Textauszug
━━━━━━━━━━━━━━━━━━━━
Gut durchdachte Ausbauziele sind das A und O

Die Bundesregierung hat das Ziel, bis 2030 insgesamt 15 Mio. vollelektrische Pkw auf Deutschlands Straßen zu haben. Und auch Brüssel treibt mit dem Vorschlag zum Verbrenner-Aus die Verkehrswende konsequent weiter voran. Wo heute jedes zehnte Auto vollelektrisch fährt, soll es im Jahr 2030 jedes dritte Auto sein.

Zu hoch gepokert

Damit steigt jedoch auch der Bedarf an Lademöglichkeiten. Die Bundesregierung setzt auf die Mobilisierung privatwirtschaftlicher Investitionen, um den Hochlauf der notwendigen Ladeinfrastruktur voranzubringen. Geplant ist, verschiedene Maßnahmen in der Ladeinfrastruktur II zu bündeln, der gerade mit den beteiligten Ressorts abgestimmt wird.
━━━━━━━━━━━━━━━━━━━━
Aufgaben und Übungen
A: Beantworte anhand des Textauszugs kurz:
(i) Wie viele vollelektrische Pkw will die Bundesregierung bis 2030 auf Deutschlands Straßen haben?
(ii) Welcher Anteil der Autos soll im Jahr 2030 vollelektrisch fahren?
(iii) Worauf setzt die Bundesregierung, um den Hochlauf der Ladeinfrastruktur voranzubringen?
B: Gib aus dem Textauszug alles von „Die Bundesregierung hat“ bis hinunter zu „dritte Auto sein.“ wortgetreu wieder.
Die Einträge stammen aus einer anderen Quelle.
━━━━━━━━━━━━━━━━━━━━
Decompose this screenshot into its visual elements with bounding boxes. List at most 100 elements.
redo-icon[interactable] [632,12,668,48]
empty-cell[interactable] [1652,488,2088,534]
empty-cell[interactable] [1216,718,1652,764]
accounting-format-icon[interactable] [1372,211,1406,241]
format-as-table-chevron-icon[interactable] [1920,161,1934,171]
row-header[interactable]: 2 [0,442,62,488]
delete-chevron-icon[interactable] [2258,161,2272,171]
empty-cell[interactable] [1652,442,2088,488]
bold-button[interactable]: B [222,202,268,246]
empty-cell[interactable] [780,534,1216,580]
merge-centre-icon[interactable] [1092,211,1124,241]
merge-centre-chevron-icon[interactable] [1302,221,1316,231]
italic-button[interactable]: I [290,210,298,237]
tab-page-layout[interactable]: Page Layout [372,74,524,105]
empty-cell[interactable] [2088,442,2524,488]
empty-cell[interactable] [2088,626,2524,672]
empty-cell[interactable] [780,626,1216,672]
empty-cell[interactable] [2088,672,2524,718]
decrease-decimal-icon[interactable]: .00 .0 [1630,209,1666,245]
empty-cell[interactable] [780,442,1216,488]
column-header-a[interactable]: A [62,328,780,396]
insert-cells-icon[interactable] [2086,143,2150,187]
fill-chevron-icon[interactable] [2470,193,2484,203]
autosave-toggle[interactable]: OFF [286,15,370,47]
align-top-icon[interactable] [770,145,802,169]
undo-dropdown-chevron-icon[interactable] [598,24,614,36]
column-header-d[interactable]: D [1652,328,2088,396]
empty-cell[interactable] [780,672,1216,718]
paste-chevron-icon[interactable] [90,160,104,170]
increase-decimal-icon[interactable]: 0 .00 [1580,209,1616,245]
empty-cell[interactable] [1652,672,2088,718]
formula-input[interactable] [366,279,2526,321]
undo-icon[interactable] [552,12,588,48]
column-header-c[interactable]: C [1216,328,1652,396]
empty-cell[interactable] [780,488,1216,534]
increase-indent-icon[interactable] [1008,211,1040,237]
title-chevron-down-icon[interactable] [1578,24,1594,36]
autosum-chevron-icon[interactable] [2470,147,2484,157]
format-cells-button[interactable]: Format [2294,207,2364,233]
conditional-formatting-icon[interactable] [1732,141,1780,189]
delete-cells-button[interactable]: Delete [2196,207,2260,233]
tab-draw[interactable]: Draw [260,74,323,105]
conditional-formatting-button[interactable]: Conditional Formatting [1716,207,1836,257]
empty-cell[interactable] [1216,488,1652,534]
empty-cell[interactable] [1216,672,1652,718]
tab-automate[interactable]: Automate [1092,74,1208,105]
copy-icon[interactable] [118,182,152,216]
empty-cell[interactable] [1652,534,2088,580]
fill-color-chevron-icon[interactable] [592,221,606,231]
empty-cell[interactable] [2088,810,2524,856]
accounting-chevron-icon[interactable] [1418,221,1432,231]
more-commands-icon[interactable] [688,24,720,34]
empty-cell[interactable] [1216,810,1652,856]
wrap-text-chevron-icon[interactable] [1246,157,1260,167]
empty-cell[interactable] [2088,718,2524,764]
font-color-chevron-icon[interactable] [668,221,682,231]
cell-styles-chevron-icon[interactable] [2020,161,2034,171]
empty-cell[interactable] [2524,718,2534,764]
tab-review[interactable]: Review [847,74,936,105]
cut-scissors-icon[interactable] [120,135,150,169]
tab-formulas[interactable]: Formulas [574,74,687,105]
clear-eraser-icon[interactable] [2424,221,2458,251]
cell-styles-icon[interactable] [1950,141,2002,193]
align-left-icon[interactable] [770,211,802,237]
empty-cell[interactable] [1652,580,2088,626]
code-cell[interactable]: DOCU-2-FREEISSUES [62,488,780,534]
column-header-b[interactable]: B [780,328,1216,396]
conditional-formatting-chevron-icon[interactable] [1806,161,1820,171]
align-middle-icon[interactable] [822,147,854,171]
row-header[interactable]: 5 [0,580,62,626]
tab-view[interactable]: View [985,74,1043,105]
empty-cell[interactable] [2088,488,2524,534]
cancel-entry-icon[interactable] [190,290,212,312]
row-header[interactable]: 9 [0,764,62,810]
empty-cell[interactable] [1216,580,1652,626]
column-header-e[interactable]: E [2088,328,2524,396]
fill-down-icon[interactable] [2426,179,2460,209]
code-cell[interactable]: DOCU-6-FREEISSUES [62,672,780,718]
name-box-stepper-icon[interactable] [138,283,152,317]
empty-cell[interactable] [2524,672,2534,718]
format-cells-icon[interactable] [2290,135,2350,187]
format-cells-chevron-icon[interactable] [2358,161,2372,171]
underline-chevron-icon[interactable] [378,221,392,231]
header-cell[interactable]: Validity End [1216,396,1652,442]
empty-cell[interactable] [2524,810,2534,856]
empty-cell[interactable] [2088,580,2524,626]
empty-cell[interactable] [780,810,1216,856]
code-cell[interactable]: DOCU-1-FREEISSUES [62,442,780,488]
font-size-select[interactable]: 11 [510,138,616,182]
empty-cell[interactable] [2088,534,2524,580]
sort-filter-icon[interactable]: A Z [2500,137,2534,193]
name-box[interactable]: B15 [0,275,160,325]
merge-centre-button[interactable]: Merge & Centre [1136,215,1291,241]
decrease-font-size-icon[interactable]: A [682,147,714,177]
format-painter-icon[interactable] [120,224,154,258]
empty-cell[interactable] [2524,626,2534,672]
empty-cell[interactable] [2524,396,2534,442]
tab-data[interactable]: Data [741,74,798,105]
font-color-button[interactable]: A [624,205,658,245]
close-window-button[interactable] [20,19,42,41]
━━━━━━━━━━━━━━━━━━━━
Lösungen
A:
(i) Insgesamt 15 Mio.
(ii) Jedes dritte Auto.
(iii) Auf die Mobilisierung privatwirtschaftlicher Investitionen.

B:
Die Bundesregierung hat das Ziel, bis 2030 insgesamt 15 Mio. vollelektrische Pkw auf Deutschlands Straßen zu haben. Und auch Brüssel treibt mit dem Vorschlag zum Verbrenner-Aus die Verkehrswende konsequent weiter voran. Wo heute jedes zehnte Auto vollelektrisch fährt, soll es im Jahr 2030 jedes dritte Auto sein.